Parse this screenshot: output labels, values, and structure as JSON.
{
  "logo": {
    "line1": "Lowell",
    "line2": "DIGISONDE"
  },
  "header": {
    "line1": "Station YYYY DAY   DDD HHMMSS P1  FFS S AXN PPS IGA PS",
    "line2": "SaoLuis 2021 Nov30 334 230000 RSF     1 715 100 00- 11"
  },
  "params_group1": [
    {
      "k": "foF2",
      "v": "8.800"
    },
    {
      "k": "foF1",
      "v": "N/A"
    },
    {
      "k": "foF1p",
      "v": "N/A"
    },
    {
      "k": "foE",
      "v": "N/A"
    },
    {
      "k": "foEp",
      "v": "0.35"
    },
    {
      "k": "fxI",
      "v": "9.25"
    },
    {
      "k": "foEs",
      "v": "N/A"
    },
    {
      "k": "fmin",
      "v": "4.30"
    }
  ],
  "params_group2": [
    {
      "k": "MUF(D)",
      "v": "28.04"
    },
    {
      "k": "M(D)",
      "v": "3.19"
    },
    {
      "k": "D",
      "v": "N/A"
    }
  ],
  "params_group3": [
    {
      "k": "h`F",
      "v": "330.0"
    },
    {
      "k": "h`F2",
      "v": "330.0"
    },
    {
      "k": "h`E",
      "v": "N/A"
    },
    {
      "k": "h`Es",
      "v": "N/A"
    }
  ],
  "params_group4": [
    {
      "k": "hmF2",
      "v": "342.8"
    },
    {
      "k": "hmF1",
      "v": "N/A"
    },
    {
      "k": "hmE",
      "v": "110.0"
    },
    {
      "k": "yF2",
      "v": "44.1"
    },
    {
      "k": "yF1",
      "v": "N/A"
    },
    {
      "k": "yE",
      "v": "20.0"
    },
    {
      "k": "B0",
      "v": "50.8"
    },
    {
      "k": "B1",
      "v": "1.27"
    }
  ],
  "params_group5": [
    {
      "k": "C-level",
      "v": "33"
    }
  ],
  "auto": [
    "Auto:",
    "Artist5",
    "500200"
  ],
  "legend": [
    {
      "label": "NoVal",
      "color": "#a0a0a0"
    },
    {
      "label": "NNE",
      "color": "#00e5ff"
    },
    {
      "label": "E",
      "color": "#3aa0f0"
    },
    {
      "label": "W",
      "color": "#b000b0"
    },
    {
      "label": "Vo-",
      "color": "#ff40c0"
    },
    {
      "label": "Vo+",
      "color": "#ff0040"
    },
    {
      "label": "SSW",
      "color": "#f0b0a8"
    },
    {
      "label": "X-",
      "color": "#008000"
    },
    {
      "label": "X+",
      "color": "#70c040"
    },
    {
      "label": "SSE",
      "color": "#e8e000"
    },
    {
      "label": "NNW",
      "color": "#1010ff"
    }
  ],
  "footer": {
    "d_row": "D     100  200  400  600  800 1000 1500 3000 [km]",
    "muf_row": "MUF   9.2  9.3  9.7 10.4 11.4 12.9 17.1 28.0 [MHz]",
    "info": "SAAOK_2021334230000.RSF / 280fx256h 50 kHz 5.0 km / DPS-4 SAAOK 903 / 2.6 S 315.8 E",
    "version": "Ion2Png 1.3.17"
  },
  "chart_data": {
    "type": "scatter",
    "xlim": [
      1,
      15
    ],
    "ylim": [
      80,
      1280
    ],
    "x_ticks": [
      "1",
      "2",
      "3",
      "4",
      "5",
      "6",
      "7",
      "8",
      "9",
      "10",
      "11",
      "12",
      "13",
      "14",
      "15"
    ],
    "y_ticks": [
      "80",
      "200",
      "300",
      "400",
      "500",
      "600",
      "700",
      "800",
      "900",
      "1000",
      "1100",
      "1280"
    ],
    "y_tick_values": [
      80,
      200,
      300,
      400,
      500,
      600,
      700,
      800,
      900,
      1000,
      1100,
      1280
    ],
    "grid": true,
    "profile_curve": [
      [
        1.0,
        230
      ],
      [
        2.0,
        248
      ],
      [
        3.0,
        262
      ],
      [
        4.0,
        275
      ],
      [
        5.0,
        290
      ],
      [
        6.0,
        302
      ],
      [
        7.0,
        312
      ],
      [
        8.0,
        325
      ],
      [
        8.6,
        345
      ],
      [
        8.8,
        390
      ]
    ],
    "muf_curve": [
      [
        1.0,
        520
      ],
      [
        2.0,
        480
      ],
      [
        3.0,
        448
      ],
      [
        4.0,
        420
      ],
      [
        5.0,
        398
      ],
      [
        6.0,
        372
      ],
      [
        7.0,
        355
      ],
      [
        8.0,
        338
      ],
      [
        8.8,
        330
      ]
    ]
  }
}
==*==
(GIVEN INSTRUCTION): Restate every record exactly, leaving nothing out.

(ANSWER FOR THE TASK):
Parse this screenshot: output labels, values, and structure as JSON.
{
  "logo": {
    "line1": "Lowell",
    "line2": "DIGISONDE"
  },
  "header": {
    "line1": "Station YYYY DAY   DDD HHMMSS P1  FFS S AXN PPS IGA PS",
    "line2": "SaoLuis 2021 Nov30 334 230000 RSF     1 715 100 00- 11"
  },
  "params_group1": [
    {
      "k": "foF2",
      "v": "8.800"
    },
    {
      "k": "foF1",
      "v": "N/A"
    },
    {
      "k": "foF1p",
      "v": "N/A"
    },
    {
      "k": "foE",
      "v": "N/A"
    },
    {
      "k": "foEp",
      "v": "0.35"
    },
    {
      "k": "fxI",
      "v": "9.25"
    },
    {
      "k": "foEs",
      "v": "N/A"
    },
    {
      "k": "fmin",
      "v": "4.30"
    }
  ],
  "params_group2": [
    {
      "k": "MUF(D)",
      "v": "28.04"
    },
    {
      "k": "M(D)",
      "v": "3.19"
    },
    {
      "k": "D",
      "v": "N/A"
    }
  ],
  "params_group3": [
    {
      "k": "h`F",
      "v": "330.0"
    },
    {
      "k": "h`F2",
      "v": "330.0"
    },
    {
      "k": "h`E",
      "v": "N/A"
    },
    {
      "k": "h`Es",
      "v": "N/A"
    }
  ],
  "params_group4": [
    {
      "k": "hmF2",
      "v": "342.8"
    },
    {
      "k": "hmF1",
      "v": "N/A"
    },
    {
      "k": "hmE",
      "v": "110.0"
    },
    {
      "k": "yF2",
      "v": "44.1"
    },
    {
      "k": "yF1",
      "v": "N/A"
    },
    {
      "k": "yE",
      "v": "20.0"
    },
    {
      "k": "B0",
      "v": "50.8"
    },
    {
      "k": "B1",
      "v": "1.27"
    }
  ],
  "params_group5": [
    {
      "k": "C-level",
      "v": "33"
    }
  ],
  "auto": [
    "Auto:",
    "Artist5",
    "500200"
  ],
  "legend": [
    {
      "label": "NoVal",
      "color": "#a0a0a0"
    },
    {
      "label": "NNE",
      "color": "#00e5ff"
    },
    {
      "label": "E",
      "color": "#3aa0f0"
    },
    {
      "label": "W",
      "color": "#b000b0"
    },
    {
      "label": "Vo-",
      "color": "#ff40c0"
    },
    {
      "label": "Vo+",
      "color": "#ff0040"
    },
    {
      "label": "SSW",
      "color": "#f0b0a8"
    },
    {
      "label": "X-",
      "color": "#008000"
    },
    {
      "label": "X+",
      "color": "#70c040"
    },
    {
      "label": "SSE",
      "color": "#e8e000"
    },
    {
      "label": "NNW",
      "color": "#1010ff"
    }
  ],
  "footer": {
    "d_row": "D     100  200  400  600  800 1000 1500 3000 [km]",
    "muf_row": "MUF   9.2  9.3  9.7 10.4 11.4 12.9 17.1 28.0 [MHz]",
    "info": "SAAOK_2021334230000.RSF / 280fx256h 50 kHz 5.0 km / DPS-4 SAAOK 903 / 2.6 S 315.8 E",
    "version": "Ion2Png 1.3.17"
  },
  "chart_data": {
    "type": "scatter",
    "xlim": [
      1,
      15
    ],
    "ylim": [
      80,
      1280
    ],
    "x_ticks": [
      "1",
      "2",
      "3",
      "4",
      "5",
      "6",
      "7",
      "8",
      "9",
      "10",
      "11",
      "12",
      "13",
      "14",
      "15"
    ],
    "y_ticks": [
      "80",
      "200",
      "300",
      "400",
      "500",
      "600",
      "700",
      "800",
      "900",
      "1000",
      "1100",
      "1280"
    ],
    "y_tick_values": [
      80,
      200,
      300,
      400,
      500,
      600,
      700,
      800,
      900,
      1000,
      1100,
      1280
    ],
    "grid": true,
    "profile_curve": [
      [
        1.0,
        230
      ],
      [
        2.0,
        248
      ],
      [
        3.0,
        262
      ],
      [
        4.0,
        275
      ],
      [
        5.0,
        290
      ],
      [
        6.0,
        302
      ],
      [
        7.0,
        312
      ],
      [
        8.0,
        325
      ],
      [
        8.6,
        345
      ],
      [
        8.8,
        390
      ]
    ],
    "muf_curve": [
      [
        1.0,
        520
      ],
      [
        2.0,
        480
      ],
      [
        3.0,
        448
      ],
      [
        4.0,
        420
      ],
      [
        5.0,
        398
      ],
      [
        6.0,
        372
      ],
      [
        7.0,
        355
      ],
      [
        8.0,
        338
      ],
      [
        8.8,
        330
      ]
    ]
  }
}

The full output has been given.